====== Records provided

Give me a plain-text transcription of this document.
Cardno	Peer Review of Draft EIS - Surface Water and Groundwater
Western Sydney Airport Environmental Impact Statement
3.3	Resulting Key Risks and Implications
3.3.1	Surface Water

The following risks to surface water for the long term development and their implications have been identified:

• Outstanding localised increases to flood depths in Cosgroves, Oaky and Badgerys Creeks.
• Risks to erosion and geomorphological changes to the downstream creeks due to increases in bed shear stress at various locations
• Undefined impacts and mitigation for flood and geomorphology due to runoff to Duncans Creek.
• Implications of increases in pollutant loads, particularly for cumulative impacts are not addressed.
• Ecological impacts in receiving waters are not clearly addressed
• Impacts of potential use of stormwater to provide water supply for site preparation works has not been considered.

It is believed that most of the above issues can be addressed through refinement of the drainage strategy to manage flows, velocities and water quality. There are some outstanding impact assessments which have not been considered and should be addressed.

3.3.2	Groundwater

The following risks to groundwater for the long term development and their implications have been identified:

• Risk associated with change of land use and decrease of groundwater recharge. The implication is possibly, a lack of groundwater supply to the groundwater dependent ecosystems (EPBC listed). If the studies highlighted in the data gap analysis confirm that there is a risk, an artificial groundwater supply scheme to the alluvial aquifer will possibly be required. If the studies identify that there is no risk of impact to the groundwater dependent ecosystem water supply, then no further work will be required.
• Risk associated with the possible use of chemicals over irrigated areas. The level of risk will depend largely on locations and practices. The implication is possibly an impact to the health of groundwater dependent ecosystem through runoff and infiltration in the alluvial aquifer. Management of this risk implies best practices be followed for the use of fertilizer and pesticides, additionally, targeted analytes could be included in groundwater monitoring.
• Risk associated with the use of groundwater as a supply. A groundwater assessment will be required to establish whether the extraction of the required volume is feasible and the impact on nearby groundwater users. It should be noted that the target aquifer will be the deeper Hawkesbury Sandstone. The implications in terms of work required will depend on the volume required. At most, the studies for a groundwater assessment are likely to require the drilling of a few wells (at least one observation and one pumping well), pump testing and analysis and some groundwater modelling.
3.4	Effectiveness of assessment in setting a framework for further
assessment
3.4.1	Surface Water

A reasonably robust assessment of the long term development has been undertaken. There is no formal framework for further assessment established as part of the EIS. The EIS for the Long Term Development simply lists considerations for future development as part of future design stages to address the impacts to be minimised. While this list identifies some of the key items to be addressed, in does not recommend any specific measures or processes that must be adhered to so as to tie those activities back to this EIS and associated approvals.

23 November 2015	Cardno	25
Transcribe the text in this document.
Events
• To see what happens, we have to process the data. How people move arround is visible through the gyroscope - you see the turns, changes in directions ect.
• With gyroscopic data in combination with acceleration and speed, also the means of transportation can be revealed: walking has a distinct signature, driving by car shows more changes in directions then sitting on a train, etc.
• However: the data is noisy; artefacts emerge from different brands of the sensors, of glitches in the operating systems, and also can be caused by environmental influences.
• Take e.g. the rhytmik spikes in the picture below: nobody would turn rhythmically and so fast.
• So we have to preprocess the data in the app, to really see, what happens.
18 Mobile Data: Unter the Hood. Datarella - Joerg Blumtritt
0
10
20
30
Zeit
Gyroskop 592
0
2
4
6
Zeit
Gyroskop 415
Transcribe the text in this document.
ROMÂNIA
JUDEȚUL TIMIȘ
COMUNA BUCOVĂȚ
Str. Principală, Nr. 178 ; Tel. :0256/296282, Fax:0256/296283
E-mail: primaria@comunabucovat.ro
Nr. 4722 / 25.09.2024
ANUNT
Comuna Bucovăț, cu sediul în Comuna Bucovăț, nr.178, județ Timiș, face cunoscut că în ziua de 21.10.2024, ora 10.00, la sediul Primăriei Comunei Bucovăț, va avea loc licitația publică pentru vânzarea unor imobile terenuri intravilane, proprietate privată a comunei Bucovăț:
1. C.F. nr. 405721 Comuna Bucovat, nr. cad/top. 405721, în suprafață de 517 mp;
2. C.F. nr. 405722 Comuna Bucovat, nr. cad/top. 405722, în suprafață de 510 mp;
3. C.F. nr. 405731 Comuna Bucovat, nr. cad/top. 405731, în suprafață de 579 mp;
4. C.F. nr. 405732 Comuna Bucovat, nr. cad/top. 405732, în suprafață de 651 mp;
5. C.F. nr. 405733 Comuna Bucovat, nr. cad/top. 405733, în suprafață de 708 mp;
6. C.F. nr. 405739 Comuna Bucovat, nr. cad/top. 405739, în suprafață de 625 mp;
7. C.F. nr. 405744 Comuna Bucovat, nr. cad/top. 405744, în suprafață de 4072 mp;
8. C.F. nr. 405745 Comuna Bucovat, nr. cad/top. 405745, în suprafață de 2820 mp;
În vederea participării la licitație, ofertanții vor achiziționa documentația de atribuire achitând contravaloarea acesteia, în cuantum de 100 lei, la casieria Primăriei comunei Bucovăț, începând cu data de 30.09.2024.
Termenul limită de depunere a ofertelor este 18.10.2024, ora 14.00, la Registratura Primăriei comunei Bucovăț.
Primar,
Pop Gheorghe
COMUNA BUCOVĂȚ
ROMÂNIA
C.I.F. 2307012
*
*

============

**Given problem**
Output the complete data exactly as written.

**Written answer**
Give me a plain-text transcription of this document.
Cardno	Peer Review of Draft EIS - Surface Water and Groundwater
Western Sydney Airport Environmental Impact Statement
3.3	Resulting Key Risks and Implications
3.3.1	Surface Water

The following risks to surface water for the long term development and their implications have been identified:

• Outstanding localised increases to flood depths in Cosgroves, Oaky and Badgerys Creeks.
• Risks to erosion and geomorphological changes to the downstream creeks due to increases in bed shear stress at various locations
• Undefined impacts and mitigation for flood and geomorphology due to runoff to Duncans Creek.
• Implications of increases in pollutant loads, particularly for cumulative impacts are not addressed.
• Ecological impacts in receiving waters are not clearly addressed
• Impacts of potential use of stormwater to provide water supply for site preparation works has not been considered.

It is believed that most of the above issues can be addressed through refinement of the drainage strategy to manage flows, velocities and water quality. There are some outstanding impact assessments which have not been considered and should be addressed.

3.3.2	Groundwater

The following risks to groundwater for the long term development and their implications have been identified:

• Risk associated with change of land use and decrease of groundwater recharge. The implication is possibly, a lack of groundwater supply to the groundwater dependent ecosystems (EPBC listed). If the studies highlighted in the data gap analysis confirm that there is a risk, an artificial groundwater supply scheme to the alluvial aquifer will possibly be required. If the studies identify that there is no risk of impact to the groundwater dependent ecosystem water supply, then no further work will be required.
• Risk associated with the possible use of chemicals over irrigated areas. The level of risk will depend largely on locations and practices. The implication is possibly an impact to the health of groundwater dependent ecosystem through runoff and infiltration in the alluvial aquifer. Management of this risk implies best practices be followed for the use of fertilizer and pesticides, additionally, targeted analytes could be included in groundwater monitoring.
• Risk associated with the use of groundwater as a supply. A groundwater assessment will be required to establish whether the extraction of the required volume is feasible and the impact on nearby groundwater users. It should be noted that the target aquifer will be the deeper Hawkesbury Sandstone. The implications in terms of work required will depend on the volume required. At most, the studies for a groundwater assessment are likely to require the drilling of a few wells (at least one observation and one pumping well), pump testing and analysis and some groundwater modelling.
3.4	Effectiveness of assessment in setting a framework for further
assessment
3.4.1	Surface Water

A reasonably robust assessment of the long term development has been undertaken. There is no formal framework for further assessment established as part of the EIS. The EIS for the Long Term Development simply lists considerations for future development as part of future design stages to address the impacts to be minimised. While this list identifies some of the key items to be addressed, in does not recommend any specific measures or processes that must be adhered to so as to tie those activities back to this EIS and associated approvals.

23 November 2015	Cardno	25
Transcribe the text in this document.
Events
• To see what happens, we have to process the data. How people move arround is visible through the gyroscope - you see the turns, changes in directions ect.
• With gyroscopic data in combination with acceleration and speed, also the means of transportation can be revealed: walking has a distinct signature, driving by car shows more changes in directions then sitting on a train, etc.
• However: the data is noisy; artefacts emerge from different brands of the sensors, of glitches in the operating systems, and also can be caused by environmental influences.
• Take e.g. the rhytmik spikes in the picture below: nobody would turn rhythmically and so fast.
• So we have to preprocess the data in the app, to really see, what happens.
18 Mobile Data: Unter the Hood. Datarella - Joerg Blumtritt
0
10
20
30
Zeit
Gyroskop 592
0
2
4
6
Zeit
Gyroskop 415
Transcribe the text in this document.
ROMÂNIA
JUDEȚUL TIMIȘ
COMUNA BUCOVĂȚ
Str. Principală, Nr. 178 ; Tel. :0256/296282, Fax:0256/296283
E-mail: primaria@comunabucovat.ro
Nr. 4722 / 25.09.2024
ANUNT
Comuna Bucovăț, cu sediul în Comuna Bucovăț, nr.178, județ Timiș, face cunoscut că în ziua de 21.10.2024, ora 10.00, la sediul Primăriei Comunei Bucovăț, va avea loc licitația publică pentru vânzarea unor imobile terenuri intravilane, proprietate privată a comunei Bucovăț:
1. C.F. nr. 405721 Comuna Bucovat, nr. cad/top. 405721, în suprafață de 517 mp;
2. C.F. nr. 405722 Comuna Bucovat, nr. cad/top. 405722, în suprafață de 510 mp;
3. C.F. nr. 405731 Comuna Bucovat, nr. cad/top. 405731, în suprafață de 579 mp;
4. C.F. nr. 405732 Comuna Bucovat, nr. cad/top. 405732, în suprafață de 651 mp;
5. C.F. nr. 405733 Comuna Bucovat, nr. cad/top. 405733, în suprafață de 708 mp;
6. C.F. nr. 405739 Comuna Bucovat, nr. cad/top. 405739, în suprafață de 625 mp;
7. C.F. nr. 405744 Comuna Bucovat, nr. cad/top. 405744, în suprafață de 4072 mp;
8. C.F. nr. 405745 Comuna Bucovat, nr. cad/top. 405745, în suprafață de 2820 mp;
În vederea participării la licitație, ofertanții vor achiziționa documentația de atribuire achitând contravaloarea acesteia, în cuantum de 100 lei, la casieria Primăriei comunei Bucovăț, începând cu data de 30.09.2024.
Termenul limită de depunere a ofertelor este 18.10.2024, ora 14.00, la Registratura Primăriei comunei Bucovăț.
Primar,
Pop Gheorghe
COMUNA BUCOVĂȚ
ROMÂNIA
C.I.F. 2307012
*
*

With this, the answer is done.